Aim - Go through the records and copy each line where the word "image" occurs.

Items from a figure collection -
* * * * * * *

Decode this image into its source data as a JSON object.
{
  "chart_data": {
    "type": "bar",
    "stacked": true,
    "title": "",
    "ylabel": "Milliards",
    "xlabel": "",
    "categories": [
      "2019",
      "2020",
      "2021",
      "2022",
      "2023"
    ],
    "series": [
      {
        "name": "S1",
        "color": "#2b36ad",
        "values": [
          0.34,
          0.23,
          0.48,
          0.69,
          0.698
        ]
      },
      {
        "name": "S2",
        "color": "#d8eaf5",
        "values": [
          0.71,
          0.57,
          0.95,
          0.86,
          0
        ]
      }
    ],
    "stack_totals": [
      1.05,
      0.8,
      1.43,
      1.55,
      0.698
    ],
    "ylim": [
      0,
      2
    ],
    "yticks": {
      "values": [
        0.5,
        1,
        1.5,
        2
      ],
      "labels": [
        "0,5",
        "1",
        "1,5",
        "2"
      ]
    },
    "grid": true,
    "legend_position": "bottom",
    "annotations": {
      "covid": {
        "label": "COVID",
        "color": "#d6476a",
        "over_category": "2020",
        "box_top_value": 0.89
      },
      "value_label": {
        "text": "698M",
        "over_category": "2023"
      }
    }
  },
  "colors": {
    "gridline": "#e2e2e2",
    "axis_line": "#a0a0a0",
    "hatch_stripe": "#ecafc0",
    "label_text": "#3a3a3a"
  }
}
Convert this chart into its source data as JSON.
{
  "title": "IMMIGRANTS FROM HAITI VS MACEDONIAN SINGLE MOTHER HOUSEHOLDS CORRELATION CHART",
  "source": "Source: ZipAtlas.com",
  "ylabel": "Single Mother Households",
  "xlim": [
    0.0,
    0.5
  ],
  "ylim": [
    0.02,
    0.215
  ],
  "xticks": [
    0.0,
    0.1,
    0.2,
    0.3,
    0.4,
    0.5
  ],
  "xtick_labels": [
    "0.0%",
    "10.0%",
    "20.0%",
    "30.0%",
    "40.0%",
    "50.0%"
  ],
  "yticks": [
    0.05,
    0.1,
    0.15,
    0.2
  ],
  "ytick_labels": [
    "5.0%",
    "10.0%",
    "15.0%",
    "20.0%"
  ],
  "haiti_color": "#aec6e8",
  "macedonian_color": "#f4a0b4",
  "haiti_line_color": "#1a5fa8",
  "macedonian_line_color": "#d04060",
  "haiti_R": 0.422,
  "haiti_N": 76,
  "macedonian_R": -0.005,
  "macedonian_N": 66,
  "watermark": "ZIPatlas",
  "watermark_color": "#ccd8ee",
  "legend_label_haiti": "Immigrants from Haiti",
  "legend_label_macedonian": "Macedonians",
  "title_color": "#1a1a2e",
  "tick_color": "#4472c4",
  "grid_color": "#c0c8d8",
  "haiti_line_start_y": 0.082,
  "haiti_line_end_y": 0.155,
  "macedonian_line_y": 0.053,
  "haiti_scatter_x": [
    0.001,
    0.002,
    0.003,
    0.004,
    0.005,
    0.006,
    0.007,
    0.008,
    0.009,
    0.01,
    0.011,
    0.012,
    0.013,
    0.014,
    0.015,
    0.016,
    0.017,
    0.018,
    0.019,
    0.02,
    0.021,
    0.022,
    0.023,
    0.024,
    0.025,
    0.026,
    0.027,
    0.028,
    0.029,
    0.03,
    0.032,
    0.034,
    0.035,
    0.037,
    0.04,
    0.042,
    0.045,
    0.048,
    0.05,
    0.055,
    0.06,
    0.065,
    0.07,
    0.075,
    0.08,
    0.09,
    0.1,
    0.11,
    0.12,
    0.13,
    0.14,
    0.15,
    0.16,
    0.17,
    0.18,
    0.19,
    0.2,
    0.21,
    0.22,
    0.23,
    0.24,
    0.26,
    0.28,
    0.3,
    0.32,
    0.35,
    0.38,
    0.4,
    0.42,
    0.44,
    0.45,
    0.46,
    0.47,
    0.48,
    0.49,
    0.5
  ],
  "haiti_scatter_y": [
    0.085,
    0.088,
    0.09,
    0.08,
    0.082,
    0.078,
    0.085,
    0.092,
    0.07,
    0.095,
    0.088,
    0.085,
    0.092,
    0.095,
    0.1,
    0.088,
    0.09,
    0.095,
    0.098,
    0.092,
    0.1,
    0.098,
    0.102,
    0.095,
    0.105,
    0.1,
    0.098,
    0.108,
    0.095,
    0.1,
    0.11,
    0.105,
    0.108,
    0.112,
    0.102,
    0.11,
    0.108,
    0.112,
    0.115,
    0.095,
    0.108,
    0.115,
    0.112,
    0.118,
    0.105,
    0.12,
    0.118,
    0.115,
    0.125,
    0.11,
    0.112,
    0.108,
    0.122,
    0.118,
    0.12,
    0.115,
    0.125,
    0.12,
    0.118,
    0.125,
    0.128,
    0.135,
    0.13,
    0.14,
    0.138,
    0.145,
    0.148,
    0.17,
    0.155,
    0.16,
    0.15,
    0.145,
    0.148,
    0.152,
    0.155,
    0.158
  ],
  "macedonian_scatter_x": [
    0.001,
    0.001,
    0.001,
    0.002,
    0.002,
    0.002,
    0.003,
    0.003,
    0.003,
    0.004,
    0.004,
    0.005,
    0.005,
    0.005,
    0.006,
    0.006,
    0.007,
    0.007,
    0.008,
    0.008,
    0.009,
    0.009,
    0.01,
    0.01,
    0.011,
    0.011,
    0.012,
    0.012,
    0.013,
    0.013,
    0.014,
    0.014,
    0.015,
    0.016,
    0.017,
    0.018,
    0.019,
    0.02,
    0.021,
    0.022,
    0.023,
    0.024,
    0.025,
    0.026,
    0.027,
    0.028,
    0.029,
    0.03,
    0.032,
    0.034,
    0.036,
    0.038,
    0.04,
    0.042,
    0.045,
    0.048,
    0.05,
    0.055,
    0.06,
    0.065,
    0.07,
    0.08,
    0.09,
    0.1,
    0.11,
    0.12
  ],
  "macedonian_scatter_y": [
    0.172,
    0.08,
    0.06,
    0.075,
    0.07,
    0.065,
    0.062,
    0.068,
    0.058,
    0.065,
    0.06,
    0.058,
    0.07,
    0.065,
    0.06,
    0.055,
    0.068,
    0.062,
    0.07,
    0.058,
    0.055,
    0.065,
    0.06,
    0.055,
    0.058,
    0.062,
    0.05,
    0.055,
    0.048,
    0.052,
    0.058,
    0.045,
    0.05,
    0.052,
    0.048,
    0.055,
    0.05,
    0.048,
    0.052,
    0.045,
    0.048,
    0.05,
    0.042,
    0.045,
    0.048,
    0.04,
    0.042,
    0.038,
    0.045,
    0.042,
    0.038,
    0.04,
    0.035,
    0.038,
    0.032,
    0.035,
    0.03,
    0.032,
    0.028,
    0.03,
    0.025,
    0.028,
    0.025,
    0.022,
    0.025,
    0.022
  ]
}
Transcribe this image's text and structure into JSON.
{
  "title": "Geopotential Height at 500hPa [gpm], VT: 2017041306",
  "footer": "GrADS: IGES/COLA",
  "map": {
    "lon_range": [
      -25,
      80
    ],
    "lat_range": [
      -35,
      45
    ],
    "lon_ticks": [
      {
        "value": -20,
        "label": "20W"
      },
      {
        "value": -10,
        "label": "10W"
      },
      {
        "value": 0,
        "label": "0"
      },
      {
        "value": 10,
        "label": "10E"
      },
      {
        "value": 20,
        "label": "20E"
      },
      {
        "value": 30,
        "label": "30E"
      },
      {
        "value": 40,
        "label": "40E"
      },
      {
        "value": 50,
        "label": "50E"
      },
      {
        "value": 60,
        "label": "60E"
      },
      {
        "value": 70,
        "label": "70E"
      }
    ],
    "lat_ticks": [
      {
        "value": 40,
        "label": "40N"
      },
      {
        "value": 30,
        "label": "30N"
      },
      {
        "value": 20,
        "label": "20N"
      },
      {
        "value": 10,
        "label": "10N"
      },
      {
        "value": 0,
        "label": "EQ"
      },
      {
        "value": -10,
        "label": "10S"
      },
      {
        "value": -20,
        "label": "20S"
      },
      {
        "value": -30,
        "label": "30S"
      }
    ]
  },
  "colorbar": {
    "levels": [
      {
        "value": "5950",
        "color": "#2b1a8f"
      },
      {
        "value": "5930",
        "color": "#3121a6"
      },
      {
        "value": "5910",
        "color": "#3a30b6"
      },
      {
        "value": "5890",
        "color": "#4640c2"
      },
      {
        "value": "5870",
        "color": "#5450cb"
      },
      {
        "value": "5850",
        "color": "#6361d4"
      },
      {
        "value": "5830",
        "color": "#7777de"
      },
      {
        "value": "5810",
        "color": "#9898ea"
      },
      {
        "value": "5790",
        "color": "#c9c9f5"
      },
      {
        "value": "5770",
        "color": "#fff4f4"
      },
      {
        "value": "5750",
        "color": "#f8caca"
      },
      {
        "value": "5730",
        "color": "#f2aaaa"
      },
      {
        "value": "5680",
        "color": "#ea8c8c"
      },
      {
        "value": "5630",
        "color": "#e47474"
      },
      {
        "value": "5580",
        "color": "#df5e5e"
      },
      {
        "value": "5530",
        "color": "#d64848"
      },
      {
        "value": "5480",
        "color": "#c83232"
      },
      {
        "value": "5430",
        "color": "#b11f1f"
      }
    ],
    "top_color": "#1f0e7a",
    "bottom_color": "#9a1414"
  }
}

* * * * * * *

Solution -
Decode this image into its source data as a JSON object.
Transcribe this image's text and structure into JSON.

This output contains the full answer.